# WRITTEN REQUEST:
Pick out all lines of the entries that include the word "Reassign" and copy them.

* * * * * * *

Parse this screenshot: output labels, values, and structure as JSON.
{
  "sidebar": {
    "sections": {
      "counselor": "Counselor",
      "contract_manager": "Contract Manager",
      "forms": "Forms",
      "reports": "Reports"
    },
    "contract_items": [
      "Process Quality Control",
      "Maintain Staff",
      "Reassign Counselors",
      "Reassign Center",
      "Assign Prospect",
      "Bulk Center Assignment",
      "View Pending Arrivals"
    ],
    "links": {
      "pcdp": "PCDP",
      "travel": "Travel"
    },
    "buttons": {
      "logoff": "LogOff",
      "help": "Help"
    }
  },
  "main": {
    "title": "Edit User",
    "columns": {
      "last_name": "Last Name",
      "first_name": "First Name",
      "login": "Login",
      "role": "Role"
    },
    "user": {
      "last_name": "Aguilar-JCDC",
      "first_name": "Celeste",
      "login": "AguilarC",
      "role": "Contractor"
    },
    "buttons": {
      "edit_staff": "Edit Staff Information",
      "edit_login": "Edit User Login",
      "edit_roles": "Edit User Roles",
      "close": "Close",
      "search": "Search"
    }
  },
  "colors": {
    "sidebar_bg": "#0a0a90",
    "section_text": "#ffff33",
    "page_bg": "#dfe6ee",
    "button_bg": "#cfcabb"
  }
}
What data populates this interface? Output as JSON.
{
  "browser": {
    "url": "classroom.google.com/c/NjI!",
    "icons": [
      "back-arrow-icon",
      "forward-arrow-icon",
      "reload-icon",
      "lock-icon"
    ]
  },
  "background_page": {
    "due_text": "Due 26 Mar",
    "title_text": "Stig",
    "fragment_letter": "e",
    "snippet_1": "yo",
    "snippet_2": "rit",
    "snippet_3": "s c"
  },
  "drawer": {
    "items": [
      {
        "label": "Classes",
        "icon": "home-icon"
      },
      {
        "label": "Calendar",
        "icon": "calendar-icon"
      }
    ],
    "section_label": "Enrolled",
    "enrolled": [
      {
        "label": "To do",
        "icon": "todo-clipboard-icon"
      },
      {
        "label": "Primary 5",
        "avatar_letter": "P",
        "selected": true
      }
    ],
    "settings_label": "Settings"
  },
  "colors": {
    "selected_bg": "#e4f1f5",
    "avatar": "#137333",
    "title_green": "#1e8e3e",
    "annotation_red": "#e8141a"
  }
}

* * * * * * *

# SOLUTION TO THIS PROBLEM:
      "Reassign Counselors",
      "Reassign Center",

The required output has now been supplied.